**Required task:** Locate the word "text" in the material, then show every line that holds it.

-- BEGIN --

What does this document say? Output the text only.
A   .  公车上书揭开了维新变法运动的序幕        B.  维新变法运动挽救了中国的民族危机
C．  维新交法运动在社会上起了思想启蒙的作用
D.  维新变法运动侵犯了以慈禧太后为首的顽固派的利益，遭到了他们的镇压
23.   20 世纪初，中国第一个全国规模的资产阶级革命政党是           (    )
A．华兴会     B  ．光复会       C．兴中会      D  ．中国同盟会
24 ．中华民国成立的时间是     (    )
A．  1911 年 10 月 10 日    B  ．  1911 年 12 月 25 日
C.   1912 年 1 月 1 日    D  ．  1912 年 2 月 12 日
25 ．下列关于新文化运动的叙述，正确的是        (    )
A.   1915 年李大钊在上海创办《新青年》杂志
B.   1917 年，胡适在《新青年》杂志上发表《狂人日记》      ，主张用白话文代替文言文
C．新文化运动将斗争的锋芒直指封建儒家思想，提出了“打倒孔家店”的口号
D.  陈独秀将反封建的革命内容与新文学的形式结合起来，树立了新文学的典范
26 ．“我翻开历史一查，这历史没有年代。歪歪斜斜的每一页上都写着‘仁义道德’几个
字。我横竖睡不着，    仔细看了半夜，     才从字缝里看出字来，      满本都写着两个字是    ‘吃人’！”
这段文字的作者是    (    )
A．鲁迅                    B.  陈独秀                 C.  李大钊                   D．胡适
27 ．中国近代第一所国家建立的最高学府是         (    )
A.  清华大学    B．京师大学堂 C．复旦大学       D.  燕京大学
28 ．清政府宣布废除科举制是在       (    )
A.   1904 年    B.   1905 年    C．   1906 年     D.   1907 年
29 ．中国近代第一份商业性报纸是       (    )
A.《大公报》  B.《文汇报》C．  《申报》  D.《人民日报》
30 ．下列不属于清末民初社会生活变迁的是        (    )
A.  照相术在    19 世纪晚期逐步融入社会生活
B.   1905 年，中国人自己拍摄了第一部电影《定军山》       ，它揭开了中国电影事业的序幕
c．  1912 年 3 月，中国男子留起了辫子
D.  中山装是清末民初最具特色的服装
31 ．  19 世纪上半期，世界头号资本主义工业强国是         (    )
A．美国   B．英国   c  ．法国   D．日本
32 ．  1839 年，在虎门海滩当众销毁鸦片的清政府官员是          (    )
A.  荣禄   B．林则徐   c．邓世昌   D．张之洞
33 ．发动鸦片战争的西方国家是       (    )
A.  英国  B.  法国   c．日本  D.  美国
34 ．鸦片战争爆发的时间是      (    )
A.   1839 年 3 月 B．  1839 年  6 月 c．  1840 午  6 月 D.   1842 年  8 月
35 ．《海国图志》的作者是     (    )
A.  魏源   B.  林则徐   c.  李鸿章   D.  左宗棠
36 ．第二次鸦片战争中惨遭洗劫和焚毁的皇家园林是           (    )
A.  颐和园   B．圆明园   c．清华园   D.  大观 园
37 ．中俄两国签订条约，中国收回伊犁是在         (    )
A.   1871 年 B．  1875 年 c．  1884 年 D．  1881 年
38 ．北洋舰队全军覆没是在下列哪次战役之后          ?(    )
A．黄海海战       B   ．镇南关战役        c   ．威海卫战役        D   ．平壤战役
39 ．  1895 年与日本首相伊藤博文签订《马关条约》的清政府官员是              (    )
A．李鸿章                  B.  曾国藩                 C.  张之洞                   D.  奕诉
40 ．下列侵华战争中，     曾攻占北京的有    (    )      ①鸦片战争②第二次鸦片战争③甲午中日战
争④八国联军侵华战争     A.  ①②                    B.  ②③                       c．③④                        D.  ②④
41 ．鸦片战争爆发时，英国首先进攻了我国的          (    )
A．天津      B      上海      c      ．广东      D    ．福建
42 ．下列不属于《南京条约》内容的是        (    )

-- END --
-- BEGIN --

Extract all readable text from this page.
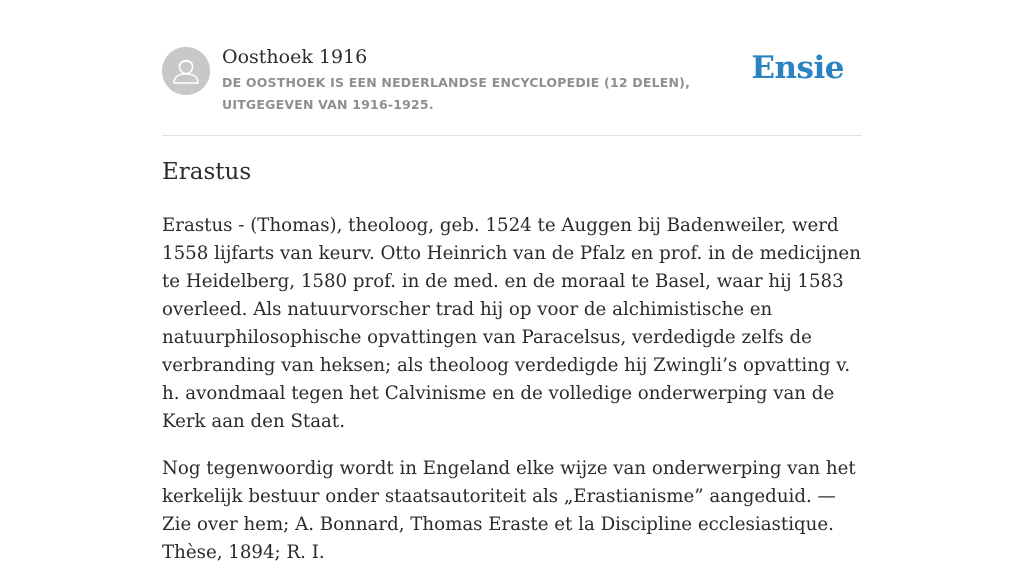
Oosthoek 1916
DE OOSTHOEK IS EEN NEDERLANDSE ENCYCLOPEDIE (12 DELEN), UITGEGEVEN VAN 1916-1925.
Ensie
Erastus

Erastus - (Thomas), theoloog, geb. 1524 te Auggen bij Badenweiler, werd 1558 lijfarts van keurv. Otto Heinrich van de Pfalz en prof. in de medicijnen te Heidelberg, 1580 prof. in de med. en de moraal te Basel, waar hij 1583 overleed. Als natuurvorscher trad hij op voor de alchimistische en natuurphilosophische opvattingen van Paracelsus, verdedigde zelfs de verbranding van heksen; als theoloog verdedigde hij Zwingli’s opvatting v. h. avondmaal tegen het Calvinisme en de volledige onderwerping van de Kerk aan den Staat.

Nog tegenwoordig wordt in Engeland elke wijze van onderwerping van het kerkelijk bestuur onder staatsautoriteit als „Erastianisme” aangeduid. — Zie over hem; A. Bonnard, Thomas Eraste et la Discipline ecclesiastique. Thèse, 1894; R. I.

-- END --

**Final result:**
What does this document say? Output the text only.
Extract all readable text from this page.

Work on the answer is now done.